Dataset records
-- begin --

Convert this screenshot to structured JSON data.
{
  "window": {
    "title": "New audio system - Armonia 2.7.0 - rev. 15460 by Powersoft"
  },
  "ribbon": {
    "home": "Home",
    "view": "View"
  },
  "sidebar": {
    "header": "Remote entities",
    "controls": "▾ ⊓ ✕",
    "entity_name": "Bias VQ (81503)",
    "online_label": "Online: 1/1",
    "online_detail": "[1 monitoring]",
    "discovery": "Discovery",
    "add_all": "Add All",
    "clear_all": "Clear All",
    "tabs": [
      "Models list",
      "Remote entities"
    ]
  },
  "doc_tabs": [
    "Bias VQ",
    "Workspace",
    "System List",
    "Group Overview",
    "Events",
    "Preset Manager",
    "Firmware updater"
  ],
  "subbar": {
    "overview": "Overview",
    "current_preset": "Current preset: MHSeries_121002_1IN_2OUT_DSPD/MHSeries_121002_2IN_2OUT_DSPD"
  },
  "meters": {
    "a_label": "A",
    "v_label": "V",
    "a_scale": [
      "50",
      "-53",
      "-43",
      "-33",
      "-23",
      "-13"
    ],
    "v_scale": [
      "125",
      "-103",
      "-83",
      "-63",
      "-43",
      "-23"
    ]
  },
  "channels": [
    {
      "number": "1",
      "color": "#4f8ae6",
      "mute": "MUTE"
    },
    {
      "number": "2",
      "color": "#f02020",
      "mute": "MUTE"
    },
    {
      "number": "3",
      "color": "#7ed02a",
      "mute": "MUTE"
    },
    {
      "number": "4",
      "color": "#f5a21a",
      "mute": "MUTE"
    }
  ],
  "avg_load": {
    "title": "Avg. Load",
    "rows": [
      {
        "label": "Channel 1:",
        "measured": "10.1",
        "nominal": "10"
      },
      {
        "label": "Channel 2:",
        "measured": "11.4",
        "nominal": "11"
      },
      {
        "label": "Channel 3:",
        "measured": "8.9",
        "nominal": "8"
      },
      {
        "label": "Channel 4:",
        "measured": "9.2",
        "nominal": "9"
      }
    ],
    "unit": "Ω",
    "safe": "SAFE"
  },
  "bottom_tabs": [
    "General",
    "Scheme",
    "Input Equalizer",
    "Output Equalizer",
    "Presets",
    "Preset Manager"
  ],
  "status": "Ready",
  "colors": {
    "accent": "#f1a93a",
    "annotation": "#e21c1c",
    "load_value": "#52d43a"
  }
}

-- end --

— What is expected —
Select the lines in this material that hold the word "nominal", leaving none out.

— In response —
        "nominal": "10"
        "nominal": "11"
        "nominal": "8"
        "nominal": "9"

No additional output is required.